*Exercise details*
Copy out every record precisely.

[Stored data]

↓

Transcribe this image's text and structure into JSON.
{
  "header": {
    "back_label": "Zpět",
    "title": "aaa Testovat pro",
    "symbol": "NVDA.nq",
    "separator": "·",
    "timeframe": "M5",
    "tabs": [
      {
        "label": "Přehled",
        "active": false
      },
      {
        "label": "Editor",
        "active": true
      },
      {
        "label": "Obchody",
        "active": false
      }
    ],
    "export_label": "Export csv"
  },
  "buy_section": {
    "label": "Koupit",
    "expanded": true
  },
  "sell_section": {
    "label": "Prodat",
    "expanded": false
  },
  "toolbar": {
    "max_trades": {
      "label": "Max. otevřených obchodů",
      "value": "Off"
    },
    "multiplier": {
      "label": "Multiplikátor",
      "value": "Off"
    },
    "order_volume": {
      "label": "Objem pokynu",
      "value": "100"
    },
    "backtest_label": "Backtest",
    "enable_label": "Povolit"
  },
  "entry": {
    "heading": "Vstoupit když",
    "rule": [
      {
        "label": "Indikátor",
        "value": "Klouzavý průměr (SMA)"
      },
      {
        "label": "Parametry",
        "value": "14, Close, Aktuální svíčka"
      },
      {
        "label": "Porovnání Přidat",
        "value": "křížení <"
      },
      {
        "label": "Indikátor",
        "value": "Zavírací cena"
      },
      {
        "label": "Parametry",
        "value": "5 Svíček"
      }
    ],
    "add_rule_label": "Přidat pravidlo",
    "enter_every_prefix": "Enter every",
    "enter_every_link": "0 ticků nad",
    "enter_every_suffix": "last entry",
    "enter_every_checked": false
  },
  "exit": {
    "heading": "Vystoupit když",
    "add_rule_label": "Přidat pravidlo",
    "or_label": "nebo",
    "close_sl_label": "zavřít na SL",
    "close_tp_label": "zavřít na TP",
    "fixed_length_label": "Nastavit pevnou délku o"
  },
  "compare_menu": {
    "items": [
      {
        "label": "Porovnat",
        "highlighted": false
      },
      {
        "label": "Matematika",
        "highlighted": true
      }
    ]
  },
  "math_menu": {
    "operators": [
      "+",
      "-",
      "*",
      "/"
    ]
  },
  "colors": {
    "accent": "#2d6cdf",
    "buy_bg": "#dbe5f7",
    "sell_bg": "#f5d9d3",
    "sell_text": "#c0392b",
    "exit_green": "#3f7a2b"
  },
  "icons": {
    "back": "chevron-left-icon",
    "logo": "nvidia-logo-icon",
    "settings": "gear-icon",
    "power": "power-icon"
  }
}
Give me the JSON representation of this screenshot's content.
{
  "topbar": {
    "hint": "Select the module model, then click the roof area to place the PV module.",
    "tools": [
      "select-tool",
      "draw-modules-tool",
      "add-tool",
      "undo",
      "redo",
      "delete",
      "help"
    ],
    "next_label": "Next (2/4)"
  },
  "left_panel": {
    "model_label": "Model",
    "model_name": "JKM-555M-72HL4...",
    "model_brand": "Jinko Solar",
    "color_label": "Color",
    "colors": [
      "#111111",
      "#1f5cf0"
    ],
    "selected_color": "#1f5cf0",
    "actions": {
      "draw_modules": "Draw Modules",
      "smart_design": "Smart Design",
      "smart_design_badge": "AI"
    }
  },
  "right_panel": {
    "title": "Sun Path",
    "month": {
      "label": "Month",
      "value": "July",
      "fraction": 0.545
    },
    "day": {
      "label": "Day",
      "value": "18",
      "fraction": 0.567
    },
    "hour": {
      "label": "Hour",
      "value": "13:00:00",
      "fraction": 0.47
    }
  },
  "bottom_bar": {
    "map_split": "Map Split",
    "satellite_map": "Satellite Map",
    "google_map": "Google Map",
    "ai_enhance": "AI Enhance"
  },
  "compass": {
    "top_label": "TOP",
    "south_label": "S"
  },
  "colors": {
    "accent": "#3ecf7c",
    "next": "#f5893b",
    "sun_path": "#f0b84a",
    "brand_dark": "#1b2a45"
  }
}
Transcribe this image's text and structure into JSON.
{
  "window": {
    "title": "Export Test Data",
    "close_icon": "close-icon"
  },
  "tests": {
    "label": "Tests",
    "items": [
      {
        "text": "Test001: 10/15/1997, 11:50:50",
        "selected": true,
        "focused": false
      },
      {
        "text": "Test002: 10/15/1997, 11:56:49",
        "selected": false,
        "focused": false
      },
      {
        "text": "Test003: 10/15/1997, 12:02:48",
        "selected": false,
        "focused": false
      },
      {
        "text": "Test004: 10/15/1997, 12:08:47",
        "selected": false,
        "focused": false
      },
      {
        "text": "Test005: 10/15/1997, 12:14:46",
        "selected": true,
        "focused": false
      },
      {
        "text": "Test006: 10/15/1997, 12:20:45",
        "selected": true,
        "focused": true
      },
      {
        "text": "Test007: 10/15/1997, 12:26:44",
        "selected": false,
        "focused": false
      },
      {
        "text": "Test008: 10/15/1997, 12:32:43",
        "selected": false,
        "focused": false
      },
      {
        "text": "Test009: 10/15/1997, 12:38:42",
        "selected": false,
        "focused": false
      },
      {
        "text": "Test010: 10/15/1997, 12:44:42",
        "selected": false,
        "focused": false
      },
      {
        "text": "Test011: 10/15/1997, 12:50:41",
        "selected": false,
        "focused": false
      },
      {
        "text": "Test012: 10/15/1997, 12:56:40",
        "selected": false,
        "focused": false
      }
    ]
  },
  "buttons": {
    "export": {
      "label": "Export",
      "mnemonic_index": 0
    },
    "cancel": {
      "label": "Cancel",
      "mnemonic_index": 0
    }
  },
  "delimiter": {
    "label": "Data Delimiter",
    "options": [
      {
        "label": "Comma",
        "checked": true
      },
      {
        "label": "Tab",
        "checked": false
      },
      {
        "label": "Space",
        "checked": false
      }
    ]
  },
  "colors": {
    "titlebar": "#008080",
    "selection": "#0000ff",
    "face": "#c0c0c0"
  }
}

↑

*Exercise answer*
Transcribe this image's text and structure into JSON.
{
  "header": {
    "back_label": "Zpět",
    "title": "aaa Testovat pro",
    "symbol": "NVDA.nq",
    "separator": "·",
    "timeframe": "M5",
    "tabs": [
      {
        "label": "Přehled",
        "active": false
      },
      {
        "label": "Editor",
        "active": true
      },
      {
        "label": "Obchody",
        "active": false
      }
    ],
    "export_label": "Export csv"
  },
  "buy_section": {
    "label": "Koupit",
    "expanded": true
  },
  "sell_section": {
    "label": "Prodat",
    "expanded": false
  },
  "toolbar": {
    "max_trades": {
      "label": "Max. otevřených obchodů",
      "value": "Off"
    },
    "multiplier": {
      "label": "Multiplikátor",
      "value": "Off"
    },
    "order_volume": {
      "label": "Objem pokynu",
      "value": "100"
    },
    "backtest_label": "Backtest",
    "enable_label": "Povolit"
  },
  "entry": {
    "heading": "Vstoupit když",
    "rule": [
      {
        "label": "Indikátor",
        "value": "Klouzavý průměr (SMA)"
      },
      {
        "label": "Parametry",
        "value": "14, Close, Aktuální svíčka"
      },
      {
        "label": "Porovnání Přidat",
        "value": "křížení <"
      },
      {
        "label": "Indikátor",
        "value": "Zavírací cena"
      },
      {
        "label": "Parametry",
        "value": "5 Svíček"
      }
    ],
    "add_rule_label": "Přidat pravidlo",
    "enter_every_prefix": "Enter every",
    "enter_every_link": "0 ticků nad",
    "enter_every_suffix": "last entry",
    "enter_every_checked": false
  },
  "exit": {
    "heading": "Vystoupit když",
    "add_rule_label": "Přidat pravidlo",
    "or_label": "nebo",
    "close_sl_label": "zavřít na SL",
    "close_tp_label": "zavřít na TP",
    "fixed_length_label": "Nastavit pevnou délku o"
  },
  "compare_menu": {
    "items": [
      {
        "label": "Porovnat",
        "highlighted": false
      },
      {
        "label": "Matematika",
        "highlighted": true
      }
    ]
  },
  "math_menu": {
    "operators": [
      "+",
      "-",
      "*",
      "/"
    ]
  },
  "colors": {
    "accent": "#2d6cdf",
    "buy_bg": "#dbe5f7",
    "sell_bg": "#f5d9d3",
    "sell_text": "#c0392b",
    "exit_green": "#3f7a2b"
  },
  "icons": {
    "back": "chevron-left-icon",
    "logo": "nvidia-logo-icon",
    "settings": "gear-icon",
    "power": "power-icon"
  }
}
Give me the JSON representation of this screenshot's content.
{
  "topbar": {
    "hint": "Select the module model, then click the roof area to place the PV module.",
    "tools": [
      "select-tool",
      "draw-modules-tool",
      "add-tool",
      "undo",
      "redo",
      "delete",
      "help"
    ],
    "next_label": "Next (2/4)"
  },
  "left_panel": {
    "model_label": "Model",
    "model_name": "JKM-555M-72HL4...",
    "model_brand": "Jinko Solar",
    "color_label": "Color",
    "colors": [
      "#111111",
      "#1f5cf0"
    ],
    "selected_color": "#1f5cf0",
    "actions": {
      "draw_modules": "Draw Modules",
      "smart_design": "Smart Design",
      "smart_design_badge": "AI"
    }
  },
  "right_panel": {
    "title": "Sun Path",
    "month": {
      "label": "Month",
      "value": "July",
      "fraction": 0.545
    },
    "day": {
      "label": "Day",
      "value": "18",
      "fraction": 0.567
    },
    "hour": {
      "label": "Hour",
      "value": "13:00:00",
      "fraction": 0.47
    }
  },
  "bottom_bar": {
    "map_split": "Map Split",
    "satellite_map": "Satellite Map",
    "google_map": "Google Map",
    "ai_enhance": "AI Enhance"
  },
  "compass": {
    "top_label": "TOP",
    "south_label": "S"
  },
  "colors": {
    "accent": "#3ecf7c",
    "next": "#f5893b",
    "sun_path": "#f0b84a",
    "brand_dark": "#1b2a45"
  }
}
Transcribe this image's text and structure into JSON.
{
  "window": {
    "title": "Export Test Data",
    "close_icon": "close-icon"
  },
  "tests": {
    "label": "Tests",
    "items": [
      {
        "text": "Test001: 10/15/1997, 11:50:50",
        "selected": true,
        "focused": false
      },
      {
        "text": "Test002: 10/15/1997, 11:56:49",
        "selected": false,
        "focused": false
      },
      {
        "text": "Test003: 10/15/1997, 12:02:48",
        "selected": false,
        "focused": false
      },
      {
        "text": "Test004: 10/15/1997, 12:08:47",
        "selected": false,
        "focused": false
      },
      {
        "text": "Test005: 10/15/1997, 12:14:46",
        "selected": true,
        "focused": false
      },
      {
        "text": "Test006: 10/15/1997, 12:20:45",
        "selected": true,
        "focused": true
      },
      {
        "text": "Test007: 10/15/1997, 12:26:44",
        "selected": false,
        "focused": false
      },
      {
        "text": "Test008: 10/15/1997, 12:32:43",
        "selected": false,
        "focused": false
      },
      {
        "text": "Test009: 10/15/1997, 12:38:42",
        "selected": false,
        "focused": false
      },
      {
        "text": "Test010: 10/15/1997, 12:44:42",
        "selected": false,
        "focused": false
      },
      {
        "text": "Test011: 10/15/1997, 12:50:41",
        "selected": false,
        "focused": false
      },
      {
        "text": "Test012: 10/15/1997, 12:56:40",
        "selected": false,
        "focused": false
      }
    ]
  },
  "buttons": {
    "export": {
      "label": "Export",
      "mnemonic_index": 0
    },
    "cancel": {
      "label": "Cancel",
      "mnemonic_index": 0
    }
  },
  "delimiter": {
    "label": "Data Delimiter",
    "options": [
      {
        "label": "Comma",
        "checked": true
      },
      {
        "label": "Tab",
        "checked": false
      },
      {
        "label": "Space",
        "checked": false
      }
    ]
  },
  "colors": {
    "titlebar": "#008080",
    "selection": "#0000ff",
    "face": "#c0c0c0"
  }
}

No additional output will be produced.